THE REQUEST: Transcribe all of the records word for word, but omit the pictures.

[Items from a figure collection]
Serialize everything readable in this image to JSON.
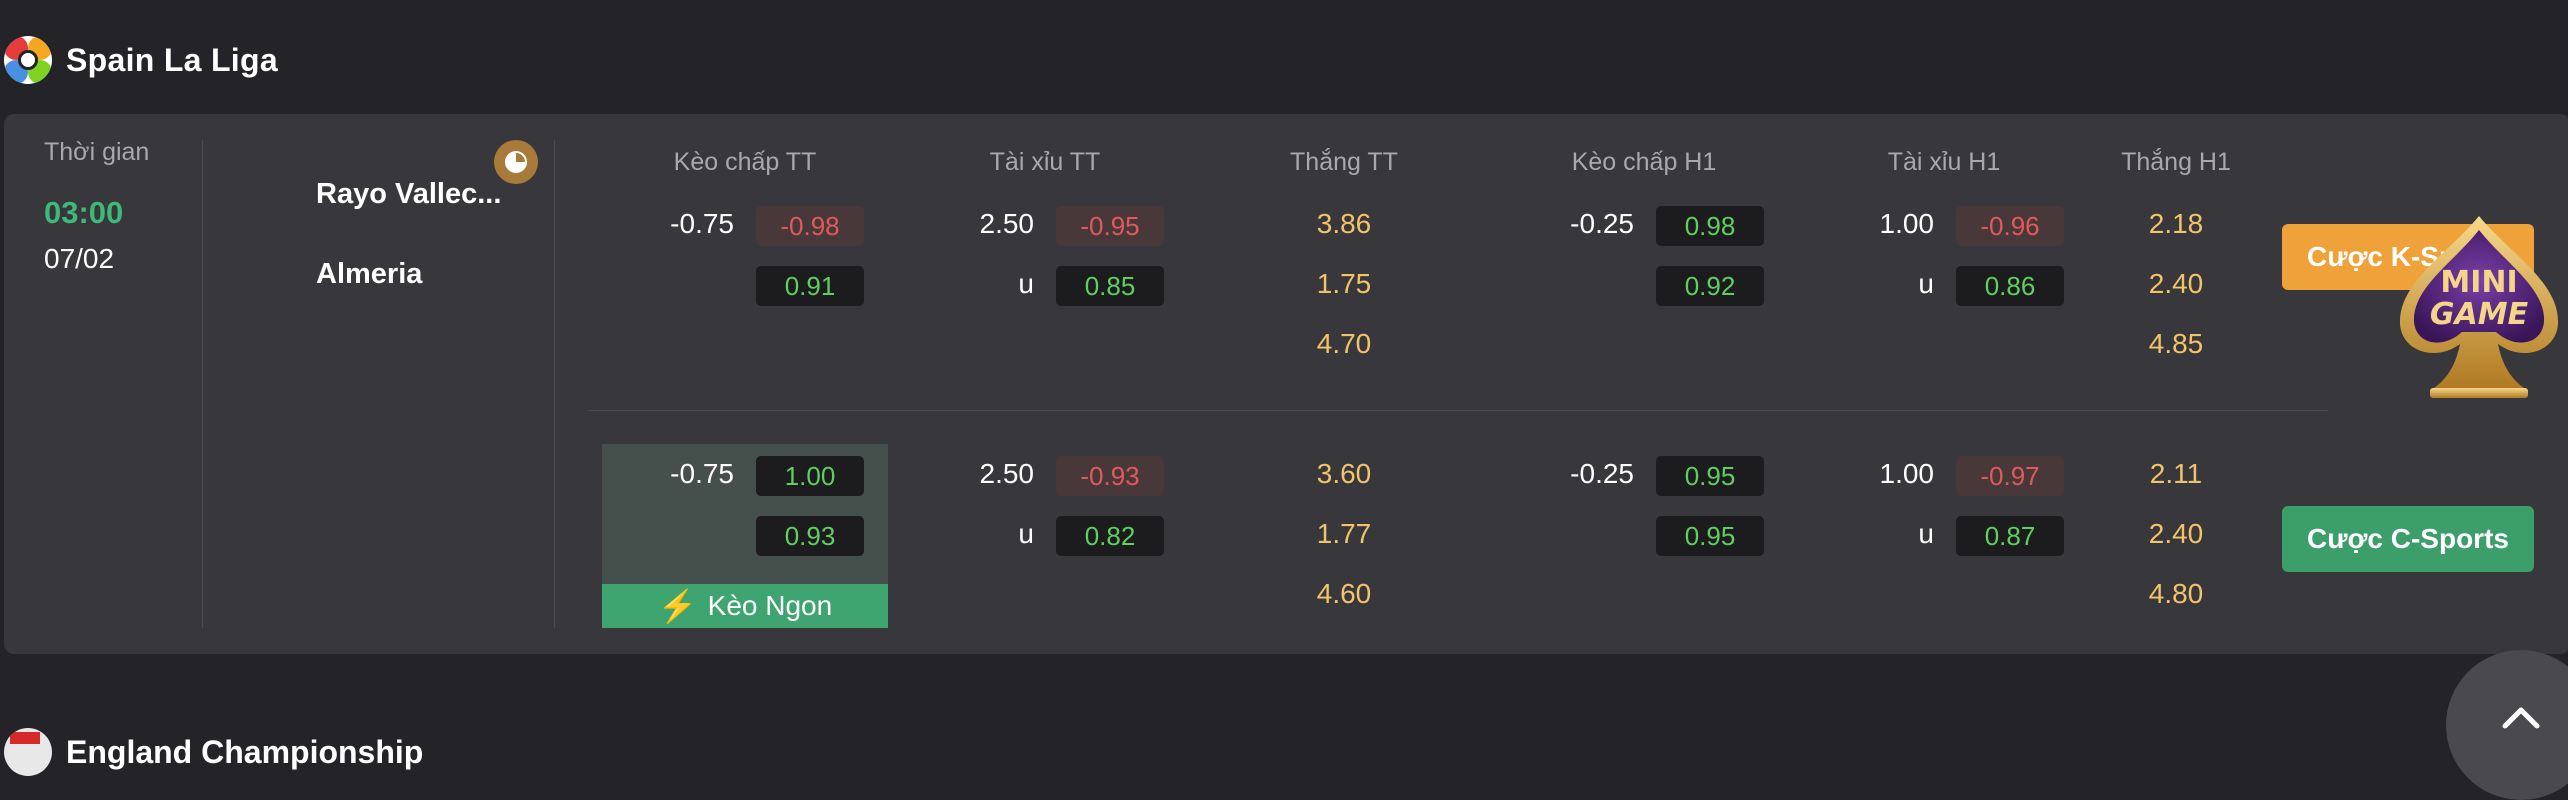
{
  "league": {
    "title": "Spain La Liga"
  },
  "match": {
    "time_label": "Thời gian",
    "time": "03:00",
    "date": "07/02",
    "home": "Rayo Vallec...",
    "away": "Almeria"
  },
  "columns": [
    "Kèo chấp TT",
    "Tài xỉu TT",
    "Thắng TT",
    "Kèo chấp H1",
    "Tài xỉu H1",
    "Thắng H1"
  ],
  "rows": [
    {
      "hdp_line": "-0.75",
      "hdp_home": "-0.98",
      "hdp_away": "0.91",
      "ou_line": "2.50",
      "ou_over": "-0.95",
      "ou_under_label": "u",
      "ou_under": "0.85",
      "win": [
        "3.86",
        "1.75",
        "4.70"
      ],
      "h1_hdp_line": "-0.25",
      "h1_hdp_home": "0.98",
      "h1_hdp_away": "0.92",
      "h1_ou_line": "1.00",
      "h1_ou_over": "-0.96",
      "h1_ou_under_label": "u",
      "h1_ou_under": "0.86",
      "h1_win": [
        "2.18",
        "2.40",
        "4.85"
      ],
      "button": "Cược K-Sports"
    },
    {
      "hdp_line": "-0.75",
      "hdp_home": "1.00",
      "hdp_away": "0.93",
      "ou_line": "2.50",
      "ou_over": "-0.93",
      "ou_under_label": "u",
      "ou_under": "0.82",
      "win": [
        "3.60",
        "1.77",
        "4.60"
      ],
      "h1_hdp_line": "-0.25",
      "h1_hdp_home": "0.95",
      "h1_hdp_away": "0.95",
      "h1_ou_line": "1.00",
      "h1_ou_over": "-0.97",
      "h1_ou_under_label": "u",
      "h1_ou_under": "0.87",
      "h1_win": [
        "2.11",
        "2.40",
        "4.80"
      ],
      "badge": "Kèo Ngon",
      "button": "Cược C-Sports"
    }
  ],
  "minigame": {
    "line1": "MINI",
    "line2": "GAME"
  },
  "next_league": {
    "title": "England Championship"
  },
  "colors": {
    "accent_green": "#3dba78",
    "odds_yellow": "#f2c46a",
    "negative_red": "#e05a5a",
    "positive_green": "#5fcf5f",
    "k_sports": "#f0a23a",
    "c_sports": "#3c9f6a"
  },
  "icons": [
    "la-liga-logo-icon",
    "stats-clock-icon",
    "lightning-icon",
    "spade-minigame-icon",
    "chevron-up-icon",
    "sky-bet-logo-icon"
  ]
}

SOLUTION TO THIS PROBLEM:
Serialize everything readable in this image to JSON.
{
  "league": {
    "title": "Spain La Liga"
  },
  "match": {
    "time_label": "Thời gian",
    "time": "03:00",
    "date": "07/02",
    "home": "Rayo Vallec...",
    "away": "Almeria"
  },
  "columns": [
    "Kèo chấp TT",
    "Tài xỉu TT",
    "Thắng TT",
    "Kèo chấp H1",
    "Tài xỉu H1",
    "Thắng H1"
  ],
  "rows": [
    {
      "hdp_line": "-0.75",
      "hdp_home": "-0.98",
      "hdp_away": "0.91",
      "ou_line": "2.50",
      "ou_over": "-0.95",
      "ou_under_label": "u",
      "ou_under": "0.85",
      "win": [
        "3.86",
        "1.75",
        "4.70"
      ],
      "h1_hdp_line": "-0.25",
      "h1_hdp_home": "0.98",
      "h1_hdp_away": "0.92",
      "h1_ou_line": "1.00",
      "h1_ou_over": "-0.96",
      "h1_ou_under_label": "u",
      "h1_ou_under": "0.86",
      "h1_win": [
        "2.18",
        "2.40",
        "4.85"
      ],
      "button": "Cược K-Sports"
    },
    {
      "hdp_line": "-0.75",
      "hdp_home": "1.00",
      "hdp_away": "0.93",
      "ou_line": "2.50",
      "ou_over": "-0.93",
      "ou_under_label": "u",
      "ou_under": "0.82",
      "win": [
        "3.60",
        "1.77",
        "4.60"
      ],
      "h1_hdp_line": "-0.25",
      "h1_hdp_home": "0.95",
      "h1_hdp_away": "0.95",
      "h1_ou_line": "1.00",
      "h1_ou_over": "-0.97",
      "h1_ou_under_label": "u",
      "h1_ou_under": "0.87",
      "h1_win": [
        "2.11",
        "2.40",
        "4.80"
      ],
      "badge": "Kèo Ngon",
      "button": "Cược C-Sports"
    }
  ],
  "minigame": {
    "line1": "MINI",
    "line2": "GAME"
  },
  "next_league": {
    "title": "England Championship"
  },
  "colors": {
    "accent_green": "#3dba78",
    "odds_yellow": "#f2c46a",
    "negative_red": "#e05a5a",
    "positive_green": "#5fcf5f",
    "k_sports": "#f0a23a",
    "c_sports": "#3c9f6a"
  },
  "icons": [
    "la-liga-logo-icon",
    "stats-clock-icon",
    "lightning-icon",
    "spade-minigame-icon",
    "chevron-up-icon",
    "sky-bet-logo-icon"
  ]
}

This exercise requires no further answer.